(Recorded data)
>>>
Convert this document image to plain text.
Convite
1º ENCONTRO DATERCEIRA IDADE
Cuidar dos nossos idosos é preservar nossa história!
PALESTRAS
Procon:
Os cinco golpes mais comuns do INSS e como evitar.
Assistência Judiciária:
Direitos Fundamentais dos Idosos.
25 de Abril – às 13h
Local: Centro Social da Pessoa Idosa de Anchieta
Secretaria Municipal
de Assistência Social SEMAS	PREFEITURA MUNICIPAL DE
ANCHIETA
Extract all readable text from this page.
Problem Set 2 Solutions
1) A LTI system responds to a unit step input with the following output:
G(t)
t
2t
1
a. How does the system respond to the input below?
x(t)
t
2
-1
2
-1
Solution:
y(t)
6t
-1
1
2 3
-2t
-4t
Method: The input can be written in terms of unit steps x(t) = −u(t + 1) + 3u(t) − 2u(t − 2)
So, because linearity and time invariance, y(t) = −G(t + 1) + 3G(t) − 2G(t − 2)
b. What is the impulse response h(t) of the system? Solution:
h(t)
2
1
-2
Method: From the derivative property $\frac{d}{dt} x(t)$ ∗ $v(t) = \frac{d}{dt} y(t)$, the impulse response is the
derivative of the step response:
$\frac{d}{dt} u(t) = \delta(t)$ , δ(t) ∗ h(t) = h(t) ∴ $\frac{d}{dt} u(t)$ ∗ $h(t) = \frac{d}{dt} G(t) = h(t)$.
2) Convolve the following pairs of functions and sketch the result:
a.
<<<
> DO THIS
Copy out each line above, character for character.

> OUTPUT FOR THIS EXERCISE
Convert this document image to plain text.
Convite
1º ENCONTRO DATERCEIRA IDADE
Cuidar dos nossos idosos é preservar nossa história!
PALESTRAS
Procon:
Os cinco golpes mais comuns do INSS e como evitar.
Assistência Judiciária:
Direitos Fundamentais dos Idosos.
25 de Abril – às 13h
Local: Centro Social da Pessoa Idosa de Anchieta
Secretaria Municipal
de Assistência Social SEMAS	PREFEITURA MUNICIPAL DE
ANCHIETA
Extract all readable text from this page.
Problem Set 2 Solutions
1) A LTI system responds to a unit step input with the following output:
G(t)
t
2t
1
a. How does the system respond to the input below?
x(t)
t
2
-1
2
-1
Solution:
y(t)
6t
-1
1
2 3
-2t
-4t
Method: The input can be written in terms of unit steps x(t) = −u(t + 1) + 3u(t) − 2u(t − 2)
So, because linearity and time invariance, y(t) = −G(t + 1) + 3G(t) − 2G(t − 2)
b. What is the impulse response h(t) of the system? Solution:
h(t)
2
1
-2
Method: From the derivative property $\frac{d}{dt} x(t)$ ∗ $v(t) = \frac{d}{dt} y(t)$, the impulse response is the
derivative of the step response:
$\frac{d}{dt} u(t) = \delta(t)$ , δ(t) ∗ h(t) = h(t) ∴ $\frac{d}{dt} u(t)$ ∗ $h(t) = \frac{d}{dt} G(t) = h(t)$.
2) Convolve the following pairs of functions and sketch the result:
a.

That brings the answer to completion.